AIM>
Everything in the data should be repeated exactly, save for the images.

[Figure collection entries]

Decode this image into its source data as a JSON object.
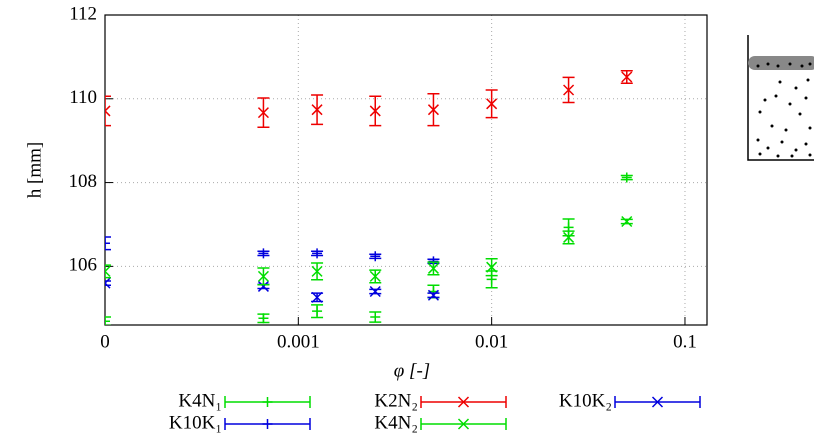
{
  "chart_data": {
    "type": "errorbar",
    "xlabel": "φ [-]",
    "ylabel": "h [mm]",
    "xscale": "log",
    "grid": true,
    "x": [
      0,
      0.00066,
      0.00125,
      0.0025,
      0.005,
      0.01,
      0.025,
      0.05
    ],
    "xlim": [
      0,
      0.13
    ],
    "xticks": [
      0,
      0.001,
      0.01,
      0.1
    ],
    "ylim": [
      104.6,
      112
    ],
    "yticks": [
      106,
      108,
      110,
      112
    ],
    "series": [
      {
        "name": "K4N₁",
        "color": "#00dd00",
        "marker": "plus",
        "values": [
          104.69,
          104.76,
          104.93,
          104.79,
          105.4,
          105.69,
          106.93,
          108.12
        ],
        "errors": [
          0.1,
          0.1,
          0.15,
          0.12,
          0.15,
          0.2,
          0.2,
          0.05
        ]
      },
      {
        "name": "K2N₂",
        "color": "#ee0000",
        "marker": "cross",
        "values": [
          109.71,
          109.67,
          109.74,
          109.71,
          109.74,
          109.88,
          110.21,
          110.52
        ],
        "errors": [
          0.35,
          0.35,
          0.35,
          0.35,
          0.38,
          0.33,
          0.3,
          0.15
        ]
      },
      {
        "name": "K10K₂",
        "color": "#0000dd",
        "marker": "cross",
        "values": [
          105.6,
          105.52,
          105.26,
          105.4,
          105.31,
          null,
          null,
          null
        ],
        "errors": [
          0.05,
          0.05,
          0.1,
          0.05,
          0.05,
          null,
          null,
          null
        ]
      },
      {
        "name": "K10K₁",
        "color": "#0000dd",
        "marker": "plus",
        "values": [
          106.55,
          106.31,
          106.31,
          106.24,
          106.12,
          null,
          null,
          null
        ],
        "errors": [
          0.15,
          0.05,
          0.05,
          0.05,
          0.05,
          null,
          null,
          null
        ]
      },
      {
        "name": "K4N₂",
        "color": "#00dd00",
        "marker": "cross",
        "values": [
          105.88,
          105.76,
          105.88,
          105.76,
          105.95,
          105.98,
          106.69,
          107.07
        ],
        "errors": [
          0.15,
          0.2,
          0.2,
          0.15,
          0.15,
          0.2,
          0.15,
          0.05
        ]
      }
    ]
  }
}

REPLY>
Decode this image into its source data as a JSON object.
{
  "chart_data": {
    "type": "errorbar",
    "xlabel": "φ [-]",
    "ylabel": "h [mm]",
    "xscale": "log",
    "grid": true,
    "x": [
      0,
      0.00066,
      0.00125,
      0.0025,
      0.005,
      0.01,
      0.025,
      0.05
    ],
    "xlim": [
      0,
      0.13
    ],
    "xticks": [
      0,
      0.001,
      0.01,
      0.1
    ],
    "ylim": [
      104.6,
      112
    ],
    "yticks": [
      106,
      108,
      110,
      112
    ],
    "series": [
      {
        "name": "K4N₁",
        "color": "#00dd00",
        "marker": "plus",
        "values": [
          104.69,
          104.76,
          104.93,
          104.79,
          105.4,
          105.69,
          106.93,
          108.12
        ],
        "errors": [
          0.1,
          0.1,
          0.15,
          0.12,
          0.15,
          0.2,
          0.2,
          0.05
        ]
      },
      {
        "name": "K2N₂",
        "color": "#ee0000",
        "marker": "cross",
        "values": [
          109.71,
          109.67,
          109.74,
          109.71,
          109.74,
          109.88,
          110.21,
          110.52
        ],
        "errors": [
          0.35,
          0.35,
          0.35,
          0.35,
          0.38,
          0.33,
          0.3,
          0.15
        ]
      },
      {
        "name": "K10K₂",
        "color": "#0000dd",
        "marker": "cross",
        "values": [
          105.6,
          105.52,
          105.26,
          105.4,
          105.31,
          null,
          null,
          null
        ],
        "errors": [
          0.05,
          0.05,
          0.1,
          0.05,
          0.05,
          null,
          null,
          null
        ]
      },
      {
        "name": "K10K₁",
        "color": "#0000dd",
        "marker": "plus",
        "values": [
          106.55,
          106.31,
          106.31,
          106.24,
          106.12,
          null,
          null,
          null
        ],
        "errors": [
          0.15,
          0.05,
          0.05,
          0.05,
          0.05,
          null,
          null,
          null
        ]
      },
      {
        "name": "K4N₂",
        "color": "#00dd00",
        "marker": "cross",
        "values": [
          105.88,
          105.76,
          105.88,
          105.76,
          105.95,
          105.98,
          106.69,
          107.07
        ],
        "errors": [
          0.15,
          0.2,
          0.2,
          0.15,
          0.15,
          0.2,
          0.15,
          0.05
        ]
      }
    ]
  }
}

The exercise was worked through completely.